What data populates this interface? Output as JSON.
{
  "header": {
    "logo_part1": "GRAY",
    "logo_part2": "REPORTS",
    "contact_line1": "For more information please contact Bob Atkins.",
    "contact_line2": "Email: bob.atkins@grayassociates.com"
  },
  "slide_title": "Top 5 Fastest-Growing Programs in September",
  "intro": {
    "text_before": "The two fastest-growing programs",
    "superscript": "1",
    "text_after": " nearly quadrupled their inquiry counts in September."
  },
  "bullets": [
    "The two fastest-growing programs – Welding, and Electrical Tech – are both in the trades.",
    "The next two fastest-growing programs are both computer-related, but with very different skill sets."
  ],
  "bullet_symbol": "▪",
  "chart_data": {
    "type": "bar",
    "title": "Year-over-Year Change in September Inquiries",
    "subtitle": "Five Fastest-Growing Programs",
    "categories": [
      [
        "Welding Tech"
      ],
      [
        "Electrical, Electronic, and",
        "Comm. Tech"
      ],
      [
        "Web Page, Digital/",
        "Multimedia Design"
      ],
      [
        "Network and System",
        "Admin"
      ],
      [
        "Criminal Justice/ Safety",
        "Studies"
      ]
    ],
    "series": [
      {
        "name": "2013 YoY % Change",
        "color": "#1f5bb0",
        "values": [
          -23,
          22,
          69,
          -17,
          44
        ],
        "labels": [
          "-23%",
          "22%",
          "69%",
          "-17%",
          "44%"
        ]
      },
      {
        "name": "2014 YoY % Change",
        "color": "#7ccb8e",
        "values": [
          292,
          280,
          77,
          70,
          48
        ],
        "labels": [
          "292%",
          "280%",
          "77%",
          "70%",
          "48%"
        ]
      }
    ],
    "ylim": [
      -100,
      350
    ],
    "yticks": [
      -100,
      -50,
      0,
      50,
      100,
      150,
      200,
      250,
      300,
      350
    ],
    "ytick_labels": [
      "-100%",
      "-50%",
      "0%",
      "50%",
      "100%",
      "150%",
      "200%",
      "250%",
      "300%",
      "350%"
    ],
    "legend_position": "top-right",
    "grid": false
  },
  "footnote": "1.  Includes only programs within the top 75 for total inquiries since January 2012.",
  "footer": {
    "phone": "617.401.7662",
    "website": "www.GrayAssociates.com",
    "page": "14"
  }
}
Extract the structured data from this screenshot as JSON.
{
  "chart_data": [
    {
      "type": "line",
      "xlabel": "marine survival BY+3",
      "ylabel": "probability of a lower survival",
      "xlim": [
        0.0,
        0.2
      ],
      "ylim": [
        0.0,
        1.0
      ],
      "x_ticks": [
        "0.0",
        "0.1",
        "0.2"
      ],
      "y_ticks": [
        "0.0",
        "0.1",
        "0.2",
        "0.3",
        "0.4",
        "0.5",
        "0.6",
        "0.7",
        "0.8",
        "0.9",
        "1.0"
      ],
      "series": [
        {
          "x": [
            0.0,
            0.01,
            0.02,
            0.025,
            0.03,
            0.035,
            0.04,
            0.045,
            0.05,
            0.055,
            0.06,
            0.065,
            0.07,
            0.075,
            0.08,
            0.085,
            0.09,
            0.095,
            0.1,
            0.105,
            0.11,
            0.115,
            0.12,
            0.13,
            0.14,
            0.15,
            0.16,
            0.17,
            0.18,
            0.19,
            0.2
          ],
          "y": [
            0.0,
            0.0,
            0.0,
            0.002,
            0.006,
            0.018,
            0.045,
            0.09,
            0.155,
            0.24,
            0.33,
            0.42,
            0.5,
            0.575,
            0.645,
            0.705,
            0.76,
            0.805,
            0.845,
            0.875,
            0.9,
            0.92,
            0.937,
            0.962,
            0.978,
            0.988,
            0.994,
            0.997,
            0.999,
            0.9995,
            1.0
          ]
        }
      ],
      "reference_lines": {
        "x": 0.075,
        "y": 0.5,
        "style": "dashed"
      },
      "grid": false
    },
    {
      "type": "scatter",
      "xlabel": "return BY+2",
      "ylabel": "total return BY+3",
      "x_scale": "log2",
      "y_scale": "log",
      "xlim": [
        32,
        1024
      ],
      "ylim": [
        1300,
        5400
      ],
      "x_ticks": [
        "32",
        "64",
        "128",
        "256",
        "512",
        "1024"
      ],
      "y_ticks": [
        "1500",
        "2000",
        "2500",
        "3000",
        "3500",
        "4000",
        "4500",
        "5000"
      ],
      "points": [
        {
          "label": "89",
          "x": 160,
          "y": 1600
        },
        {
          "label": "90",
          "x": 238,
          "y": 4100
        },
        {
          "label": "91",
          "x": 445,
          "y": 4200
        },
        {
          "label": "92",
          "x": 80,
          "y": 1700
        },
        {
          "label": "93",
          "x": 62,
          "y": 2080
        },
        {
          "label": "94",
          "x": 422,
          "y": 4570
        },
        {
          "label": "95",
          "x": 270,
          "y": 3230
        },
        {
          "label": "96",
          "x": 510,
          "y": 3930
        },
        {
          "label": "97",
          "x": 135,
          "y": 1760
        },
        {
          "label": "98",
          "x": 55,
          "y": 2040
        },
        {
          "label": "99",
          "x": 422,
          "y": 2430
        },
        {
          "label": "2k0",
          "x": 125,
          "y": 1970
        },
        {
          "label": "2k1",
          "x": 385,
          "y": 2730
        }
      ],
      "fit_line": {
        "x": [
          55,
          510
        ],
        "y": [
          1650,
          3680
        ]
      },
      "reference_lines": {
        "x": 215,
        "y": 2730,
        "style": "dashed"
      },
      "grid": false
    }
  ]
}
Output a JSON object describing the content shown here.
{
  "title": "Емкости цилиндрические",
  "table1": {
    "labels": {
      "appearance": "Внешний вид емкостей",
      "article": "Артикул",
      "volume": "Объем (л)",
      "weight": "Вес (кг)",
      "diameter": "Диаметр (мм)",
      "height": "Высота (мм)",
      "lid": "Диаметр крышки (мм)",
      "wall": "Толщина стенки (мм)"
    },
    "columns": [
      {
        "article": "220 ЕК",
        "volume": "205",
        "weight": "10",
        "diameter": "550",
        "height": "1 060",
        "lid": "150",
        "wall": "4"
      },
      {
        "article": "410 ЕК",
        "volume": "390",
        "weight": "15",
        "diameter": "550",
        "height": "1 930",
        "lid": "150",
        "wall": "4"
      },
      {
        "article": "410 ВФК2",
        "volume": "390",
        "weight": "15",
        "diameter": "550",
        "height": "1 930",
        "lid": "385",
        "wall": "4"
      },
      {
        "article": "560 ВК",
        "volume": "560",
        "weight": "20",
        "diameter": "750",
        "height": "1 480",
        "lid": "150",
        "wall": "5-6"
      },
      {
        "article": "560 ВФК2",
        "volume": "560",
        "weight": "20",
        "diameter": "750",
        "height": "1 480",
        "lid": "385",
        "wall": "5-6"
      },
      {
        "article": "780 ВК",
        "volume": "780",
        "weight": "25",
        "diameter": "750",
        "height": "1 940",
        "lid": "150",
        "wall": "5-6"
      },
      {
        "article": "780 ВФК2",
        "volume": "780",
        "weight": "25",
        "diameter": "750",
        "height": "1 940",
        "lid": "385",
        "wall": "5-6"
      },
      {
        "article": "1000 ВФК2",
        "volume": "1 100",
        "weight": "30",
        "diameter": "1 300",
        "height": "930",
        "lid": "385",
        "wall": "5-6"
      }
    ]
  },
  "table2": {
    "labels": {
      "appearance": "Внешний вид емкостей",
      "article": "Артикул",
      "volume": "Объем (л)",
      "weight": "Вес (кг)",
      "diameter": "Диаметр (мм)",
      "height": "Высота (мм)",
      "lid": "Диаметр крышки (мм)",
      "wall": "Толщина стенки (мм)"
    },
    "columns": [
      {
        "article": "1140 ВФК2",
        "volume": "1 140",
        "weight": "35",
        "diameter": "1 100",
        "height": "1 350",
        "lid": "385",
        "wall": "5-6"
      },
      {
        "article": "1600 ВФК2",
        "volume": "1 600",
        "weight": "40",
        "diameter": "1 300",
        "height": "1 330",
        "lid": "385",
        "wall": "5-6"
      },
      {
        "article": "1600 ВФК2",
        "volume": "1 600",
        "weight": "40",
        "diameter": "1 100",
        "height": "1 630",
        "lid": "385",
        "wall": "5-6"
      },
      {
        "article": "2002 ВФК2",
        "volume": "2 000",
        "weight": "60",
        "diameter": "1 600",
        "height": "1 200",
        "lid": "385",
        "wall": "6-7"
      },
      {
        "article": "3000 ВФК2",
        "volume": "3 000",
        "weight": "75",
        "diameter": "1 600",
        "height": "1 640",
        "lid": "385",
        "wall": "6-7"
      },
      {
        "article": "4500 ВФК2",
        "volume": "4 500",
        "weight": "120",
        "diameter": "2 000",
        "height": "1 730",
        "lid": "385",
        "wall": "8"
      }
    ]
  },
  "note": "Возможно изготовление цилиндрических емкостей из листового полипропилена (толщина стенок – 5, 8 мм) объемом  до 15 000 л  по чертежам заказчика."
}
|---|
Write out every line of the preceding listing that contains "JSON".

Solution below:
What data populates this interface? Output as JSON.
Extract the structured data from this screenshot as JSON.
Output a JSON object describing the content shown here.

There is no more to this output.